> **Stated problem**
An exact copy of all the data is required, with pictures left out.

> **Supplied records**
################

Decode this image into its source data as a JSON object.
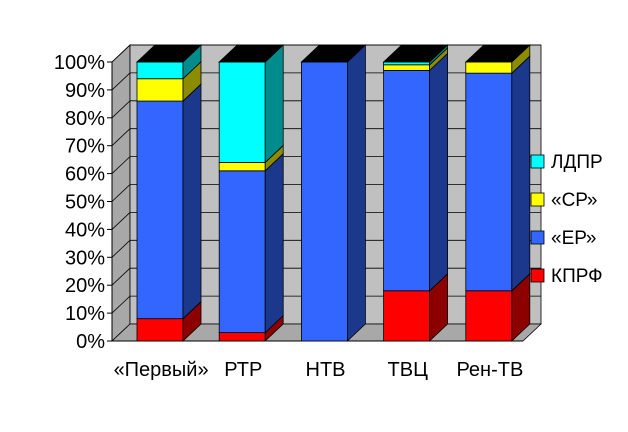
{
  "chart_data": {
    "type": "bar",
    "stacked": true,
    "percent": true,
    "three_d": true,
    "title": "",
    "xlabel": "",
    "ylabel": "",
    "ylim": [
      0,
      100
    ],
    "yticks": [
      "0%",
      "10%",
      "20%",
      "30%",
      "40%",
      "50%",
      "60%",
      "70%",
      "80%",
      "90%",
      "100%"
    ],
    "categories": [
      "«Первый»",
      "РТР",
      "НТВ",
      "ТВЦ",
      "Рен-ТВ"
    ],
    "series": [
      {
        "name": "КПРФ",
        "color": "#ff0000",
        "values": [
          8,
          3,
          0,
          18,
          18
        ]
      },
      {
        "name": "«ЕР»",
        "color": "#3366ff",
        "values": [
          78,
          58,
          100,
          79,
          78
        ]
      },
      {
        "name": "«СР»",
        "color": "#ffff00",
        "values": [
          8,
          3,
          0,
          2,
          4
        ]
      },
      {
        "name": "ЛДПР",
        "color": "#00ffff",
        "values": [
          6,
          36,
          0,
          1,
          0
        ]
      }
    ],
    "legend_position": "right",
    "legend_order": [
      "ЛДПР",
      "«СР»",
      "«ЕР»",
      "КПРФ"
    ],
    "grid": true,
    "wall_color": "#c0c0c0"
  }
}
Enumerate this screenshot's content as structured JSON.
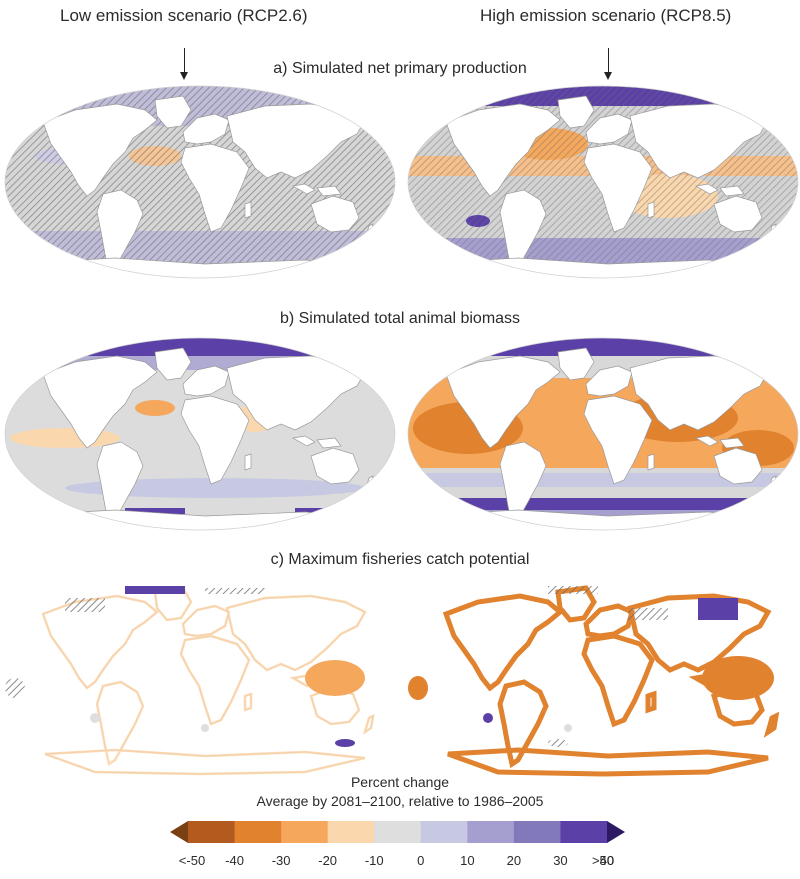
{
  "scenarios": {
    "low": "Low emission scenario (RCP2.6)",
    "high": "High emission scenario (RCP8.5)"
  },
  "panels": [
    {
      "id": "a",
      "title": "a) Simulated net primary production",
      "style": "npp"
    },
    {
      "id": "b",
      "title": "b) Simulated total animal biomass",
      "style": "biomass"
    },
    {
      "id": "c",
      "title": "c) Maximum fisheries catch potential",
      "style": "fisheries"
    }
  ],
  "legend": {
    "title": "Percent change",
    "subtitle": "Average by 2081–2100, relative to 1986–2005",
    "labels": [
      "<-50",
      "-40",
      "-30",
      "-20",
      "-10",
      "0",
      "10",
      "20",
      "30",
      "40",
      ">50"
    ],
    "colors": [
      "#7a3f12",
      "#b35a1f",
      "#e0822e",
      "#f5a75c",
      "#fbd7ae",
      "#dedede",
      "#c7c9e3",
      "#a59fd0",
      "#8179b9",
      "#5b40a7",
      "#2d1a63"
    ]
  },
  "colors": {
    "ocean_neutral": "#d8d8d8",
    "land": "#ffffff",
    "hatch": "#6f6f6f",
    "coast": "#9a9a9a"
  }
}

################

> **Written solution**
Decode this image into its source data as a JSON object.
{
  "chart_data": {
    "type": "bar",
    "stacked": true,
    "percent": true,
    "three_d": true,
    "title": "",
    "xlabel": "",
    "ylabel": "",
    "ylim": [
      0,
      100
    ],
    "yticks": [
      "0%",
      "10%",
      "20%",
      "30%",
      "40%",
      "50%",
      "60%",
      "70%",
      "80%",
      "90%",
      "100%"
    ],
    "categories": [
      "«Первый»",
      "РТР",
      "НТВ",
      "ТВЦ",
      "Рен-ТВ"
    ],
    "series": [
      {
        "name": "КПРФ",
        "color": "#ff0000",
        "values": [
          8,
          3,
          0,
          18,
          18
        ]
      },
      {
        "name": "«ЕР»",
        "color": "#3366ff",
        "values": [
          78,
          58,
          100,
          79,
          78
        ]
      },
      {
        "name": "«СР»",
        "color": "#ffff00",
        "values": [
          8,
          3,
          0,
          2,
          4
        ]
      },
      {
        "name": "ЛДПР",
        "color": "#00ffff",
        "values": [
          6,
          36,
          0,
          1,
          0
        ]
      }
    ],
    "legend_position": "right",
    "legend_order": [
      "ЛДПР",
      "«СР»",
      "«ЕР»",
      "КПРФ"
    ],
    "grid": true,
    "wall_color": "#c0c0c0"
  }
}
Enumerate this screenshot's content as structured JSON.
{
  "scenarios": {
    "low": "Low emission scenario (RCP2.6)",
    "high": "High emission scenario (RCP8.5)"
  },
  "panels": [
    {
      "id": "a",
      "title": "a) Simulated net primary production",
      "style": "npp"
    },
    {
      "id": "b",
      "title": "b) Simulated total animal biomass",
      "style": "biomass"
    },
    {
      "id": "c",
      "title": "c) Maximum fisheries catch potential",
      "style": "fisheries"
    }
  ],
  "legend": {
    "title": "Percent change",
    "subtitle": "Average by 2081–2100, relative to 1986–2005",
    "labels": [
      "<-50",
      "-40",
      "-30",
      "-20",
      "-10",
      "0",
      "10",
      "20",
      "30",
      "40",
      ">50"
    ],
    "colors": [
      "#7a3f12",
      "#b35a1f",
      "#e0822e",
      "#f5a75c",
      "#fbd7ae",
      "#dedede",
      "#c7c9e3",
      "#a59fd0",
      "#8179b9",
      "#5b40a7",
      "#2d1a63"
    ]
  },
  "colors": {
    "ocean_neutral": "#d8d8d8",
    "land": "#ffffff",
    "hatch": "#6f6f6f",
    "coast": "#9a9a9a"
  }
}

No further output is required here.